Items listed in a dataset

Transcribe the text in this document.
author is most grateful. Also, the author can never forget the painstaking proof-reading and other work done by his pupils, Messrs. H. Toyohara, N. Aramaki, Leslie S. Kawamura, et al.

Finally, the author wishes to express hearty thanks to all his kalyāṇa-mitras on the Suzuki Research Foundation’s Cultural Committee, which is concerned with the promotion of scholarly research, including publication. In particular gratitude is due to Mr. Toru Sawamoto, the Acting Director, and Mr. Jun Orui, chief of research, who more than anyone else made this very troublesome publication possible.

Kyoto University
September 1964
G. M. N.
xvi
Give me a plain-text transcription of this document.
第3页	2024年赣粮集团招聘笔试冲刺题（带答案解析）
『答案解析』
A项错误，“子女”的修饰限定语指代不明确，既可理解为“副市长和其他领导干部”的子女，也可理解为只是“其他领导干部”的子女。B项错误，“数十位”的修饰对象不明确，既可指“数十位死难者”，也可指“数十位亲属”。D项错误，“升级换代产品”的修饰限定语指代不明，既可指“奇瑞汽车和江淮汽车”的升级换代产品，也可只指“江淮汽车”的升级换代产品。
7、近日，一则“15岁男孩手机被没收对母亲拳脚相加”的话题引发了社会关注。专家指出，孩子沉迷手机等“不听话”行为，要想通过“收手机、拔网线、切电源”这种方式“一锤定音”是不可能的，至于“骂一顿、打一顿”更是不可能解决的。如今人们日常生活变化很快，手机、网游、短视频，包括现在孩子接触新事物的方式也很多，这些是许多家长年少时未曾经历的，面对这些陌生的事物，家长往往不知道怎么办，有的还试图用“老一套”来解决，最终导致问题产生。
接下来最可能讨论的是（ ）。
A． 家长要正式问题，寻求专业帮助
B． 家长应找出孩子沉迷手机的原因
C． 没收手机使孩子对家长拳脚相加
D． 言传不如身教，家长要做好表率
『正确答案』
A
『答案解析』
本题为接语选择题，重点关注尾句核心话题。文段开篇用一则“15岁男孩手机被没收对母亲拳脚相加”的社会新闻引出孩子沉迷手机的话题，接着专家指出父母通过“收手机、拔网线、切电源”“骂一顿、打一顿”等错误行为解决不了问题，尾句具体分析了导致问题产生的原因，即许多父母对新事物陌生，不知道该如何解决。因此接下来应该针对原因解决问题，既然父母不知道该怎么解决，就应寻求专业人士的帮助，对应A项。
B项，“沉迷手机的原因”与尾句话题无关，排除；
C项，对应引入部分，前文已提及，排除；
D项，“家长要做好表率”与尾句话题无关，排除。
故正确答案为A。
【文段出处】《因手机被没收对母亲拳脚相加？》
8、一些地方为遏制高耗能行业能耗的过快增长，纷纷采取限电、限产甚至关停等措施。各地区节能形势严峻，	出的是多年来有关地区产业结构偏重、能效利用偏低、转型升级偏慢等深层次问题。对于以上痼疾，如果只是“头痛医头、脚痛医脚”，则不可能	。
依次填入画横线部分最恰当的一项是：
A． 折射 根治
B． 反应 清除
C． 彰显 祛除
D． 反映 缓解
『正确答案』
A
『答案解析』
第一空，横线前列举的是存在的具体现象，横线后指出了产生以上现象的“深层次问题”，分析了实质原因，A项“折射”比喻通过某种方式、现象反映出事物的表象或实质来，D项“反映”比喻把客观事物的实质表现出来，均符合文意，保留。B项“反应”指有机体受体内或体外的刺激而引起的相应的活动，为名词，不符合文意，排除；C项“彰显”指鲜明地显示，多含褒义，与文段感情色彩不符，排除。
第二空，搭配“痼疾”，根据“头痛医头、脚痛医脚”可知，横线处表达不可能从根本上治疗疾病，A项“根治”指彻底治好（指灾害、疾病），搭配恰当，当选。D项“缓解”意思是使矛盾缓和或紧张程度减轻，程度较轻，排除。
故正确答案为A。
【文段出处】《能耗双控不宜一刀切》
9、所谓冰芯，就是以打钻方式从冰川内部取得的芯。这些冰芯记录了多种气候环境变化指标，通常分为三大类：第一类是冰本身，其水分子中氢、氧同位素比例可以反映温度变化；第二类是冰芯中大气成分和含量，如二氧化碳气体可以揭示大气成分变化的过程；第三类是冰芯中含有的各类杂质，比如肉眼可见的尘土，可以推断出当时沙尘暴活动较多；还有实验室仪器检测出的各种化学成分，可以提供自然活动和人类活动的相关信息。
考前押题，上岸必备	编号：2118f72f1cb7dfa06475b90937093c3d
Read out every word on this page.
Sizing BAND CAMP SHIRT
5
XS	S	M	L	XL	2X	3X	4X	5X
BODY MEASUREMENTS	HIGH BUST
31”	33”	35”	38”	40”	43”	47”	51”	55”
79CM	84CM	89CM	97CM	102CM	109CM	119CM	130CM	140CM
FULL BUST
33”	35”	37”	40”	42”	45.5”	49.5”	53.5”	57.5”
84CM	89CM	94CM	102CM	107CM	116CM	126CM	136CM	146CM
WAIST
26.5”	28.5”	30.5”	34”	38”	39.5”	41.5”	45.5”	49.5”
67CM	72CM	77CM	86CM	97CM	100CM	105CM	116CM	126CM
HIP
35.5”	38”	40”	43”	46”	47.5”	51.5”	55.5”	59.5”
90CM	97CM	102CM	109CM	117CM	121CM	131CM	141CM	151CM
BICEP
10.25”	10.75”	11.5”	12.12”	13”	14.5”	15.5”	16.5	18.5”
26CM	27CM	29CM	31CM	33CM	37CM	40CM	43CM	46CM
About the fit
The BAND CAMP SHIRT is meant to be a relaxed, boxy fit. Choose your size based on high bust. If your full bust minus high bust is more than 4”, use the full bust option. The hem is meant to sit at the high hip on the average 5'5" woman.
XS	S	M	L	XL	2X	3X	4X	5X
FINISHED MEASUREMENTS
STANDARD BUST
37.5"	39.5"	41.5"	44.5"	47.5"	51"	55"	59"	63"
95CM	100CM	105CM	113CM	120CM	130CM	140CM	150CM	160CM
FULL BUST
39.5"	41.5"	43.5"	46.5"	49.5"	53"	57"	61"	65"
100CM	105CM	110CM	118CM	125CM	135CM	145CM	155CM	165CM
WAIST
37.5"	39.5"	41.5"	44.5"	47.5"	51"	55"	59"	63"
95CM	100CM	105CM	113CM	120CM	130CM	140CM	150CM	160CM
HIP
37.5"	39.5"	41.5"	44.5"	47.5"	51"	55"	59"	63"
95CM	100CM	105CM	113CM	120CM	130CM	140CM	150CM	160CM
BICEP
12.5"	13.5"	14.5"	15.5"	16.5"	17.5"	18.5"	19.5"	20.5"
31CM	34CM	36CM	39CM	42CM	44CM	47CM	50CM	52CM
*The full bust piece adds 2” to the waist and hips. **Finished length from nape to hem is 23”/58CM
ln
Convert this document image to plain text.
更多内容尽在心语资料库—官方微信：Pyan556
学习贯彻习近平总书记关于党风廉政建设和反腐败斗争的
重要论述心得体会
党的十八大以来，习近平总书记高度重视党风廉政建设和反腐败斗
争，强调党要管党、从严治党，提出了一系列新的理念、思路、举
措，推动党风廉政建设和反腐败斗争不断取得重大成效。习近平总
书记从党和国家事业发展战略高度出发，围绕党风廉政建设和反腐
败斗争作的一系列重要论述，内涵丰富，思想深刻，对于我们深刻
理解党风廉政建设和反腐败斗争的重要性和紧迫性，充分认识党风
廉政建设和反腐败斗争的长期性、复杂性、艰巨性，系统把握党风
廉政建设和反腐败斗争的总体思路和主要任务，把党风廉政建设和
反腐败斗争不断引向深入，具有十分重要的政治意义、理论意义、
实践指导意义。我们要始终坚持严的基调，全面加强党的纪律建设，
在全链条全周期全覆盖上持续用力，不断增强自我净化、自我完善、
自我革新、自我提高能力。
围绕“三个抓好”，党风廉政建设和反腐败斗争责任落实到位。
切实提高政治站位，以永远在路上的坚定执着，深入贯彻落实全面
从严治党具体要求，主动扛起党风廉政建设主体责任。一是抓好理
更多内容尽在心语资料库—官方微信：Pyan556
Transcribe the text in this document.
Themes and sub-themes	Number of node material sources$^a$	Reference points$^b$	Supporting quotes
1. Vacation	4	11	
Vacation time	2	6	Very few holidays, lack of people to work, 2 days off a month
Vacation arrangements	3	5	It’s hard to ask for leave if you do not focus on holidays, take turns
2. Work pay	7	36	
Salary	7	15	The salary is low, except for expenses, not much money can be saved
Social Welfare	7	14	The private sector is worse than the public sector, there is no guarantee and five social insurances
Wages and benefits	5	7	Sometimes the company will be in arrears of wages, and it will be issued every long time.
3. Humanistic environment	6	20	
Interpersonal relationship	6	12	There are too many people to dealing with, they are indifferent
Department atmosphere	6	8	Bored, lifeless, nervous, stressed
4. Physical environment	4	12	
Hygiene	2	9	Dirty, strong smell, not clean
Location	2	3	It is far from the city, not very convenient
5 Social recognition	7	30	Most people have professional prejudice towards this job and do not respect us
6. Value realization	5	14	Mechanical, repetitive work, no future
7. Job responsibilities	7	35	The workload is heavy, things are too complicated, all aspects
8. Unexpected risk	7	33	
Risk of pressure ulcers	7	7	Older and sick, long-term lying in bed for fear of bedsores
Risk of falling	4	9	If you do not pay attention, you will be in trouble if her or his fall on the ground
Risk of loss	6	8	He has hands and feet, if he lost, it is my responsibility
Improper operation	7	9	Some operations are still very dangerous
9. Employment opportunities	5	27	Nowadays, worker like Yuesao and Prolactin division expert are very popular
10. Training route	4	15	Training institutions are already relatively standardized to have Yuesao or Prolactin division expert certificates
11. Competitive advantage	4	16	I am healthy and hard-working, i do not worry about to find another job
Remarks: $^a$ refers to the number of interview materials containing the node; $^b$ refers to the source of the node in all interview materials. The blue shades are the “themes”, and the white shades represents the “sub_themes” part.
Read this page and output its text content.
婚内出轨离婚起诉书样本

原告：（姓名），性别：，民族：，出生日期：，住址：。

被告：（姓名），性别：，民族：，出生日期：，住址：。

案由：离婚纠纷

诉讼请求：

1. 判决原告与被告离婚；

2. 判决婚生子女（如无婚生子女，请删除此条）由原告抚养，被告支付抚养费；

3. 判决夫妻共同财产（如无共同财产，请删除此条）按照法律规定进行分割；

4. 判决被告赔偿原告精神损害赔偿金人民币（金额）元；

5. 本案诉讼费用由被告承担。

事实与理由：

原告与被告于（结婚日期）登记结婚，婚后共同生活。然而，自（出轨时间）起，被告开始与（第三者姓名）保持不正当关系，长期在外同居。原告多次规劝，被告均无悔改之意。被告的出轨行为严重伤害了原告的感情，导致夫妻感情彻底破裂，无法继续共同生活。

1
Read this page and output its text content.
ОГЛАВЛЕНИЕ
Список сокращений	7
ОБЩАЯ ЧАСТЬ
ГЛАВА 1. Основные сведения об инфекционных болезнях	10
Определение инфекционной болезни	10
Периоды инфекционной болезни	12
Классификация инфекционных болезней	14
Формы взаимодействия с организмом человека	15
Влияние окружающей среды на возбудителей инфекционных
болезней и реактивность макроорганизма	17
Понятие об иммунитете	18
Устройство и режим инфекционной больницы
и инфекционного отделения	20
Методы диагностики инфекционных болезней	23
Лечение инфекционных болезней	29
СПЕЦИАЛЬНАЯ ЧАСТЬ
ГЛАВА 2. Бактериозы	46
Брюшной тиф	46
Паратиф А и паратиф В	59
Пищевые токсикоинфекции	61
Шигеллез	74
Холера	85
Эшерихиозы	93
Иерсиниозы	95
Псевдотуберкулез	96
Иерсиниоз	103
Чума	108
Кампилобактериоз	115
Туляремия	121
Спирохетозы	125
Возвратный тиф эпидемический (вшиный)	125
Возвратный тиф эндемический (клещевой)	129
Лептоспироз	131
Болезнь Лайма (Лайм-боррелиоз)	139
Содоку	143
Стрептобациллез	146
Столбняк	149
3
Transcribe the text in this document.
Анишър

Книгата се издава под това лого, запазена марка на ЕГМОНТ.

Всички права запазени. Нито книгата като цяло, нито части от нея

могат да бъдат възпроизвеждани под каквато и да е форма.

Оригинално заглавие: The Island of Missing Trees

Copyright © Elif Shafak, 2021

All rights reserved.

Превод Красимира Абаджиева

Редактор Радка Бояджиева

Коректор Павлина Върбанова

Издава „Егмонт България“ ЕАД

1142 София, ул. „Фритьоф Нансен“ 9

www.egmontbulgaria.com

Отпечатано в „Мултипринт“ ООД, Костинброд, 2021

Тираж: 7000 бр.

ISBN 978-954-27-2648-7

## Work instructions
Extract from the data every line where "болезней" shows up.

## Result for this task
Классификация инфекционных болезней	14
болезней и реактивность макроорганизма	17
Методы диагностики инфекционных болезней	23
Лечение инфекционных болезней	29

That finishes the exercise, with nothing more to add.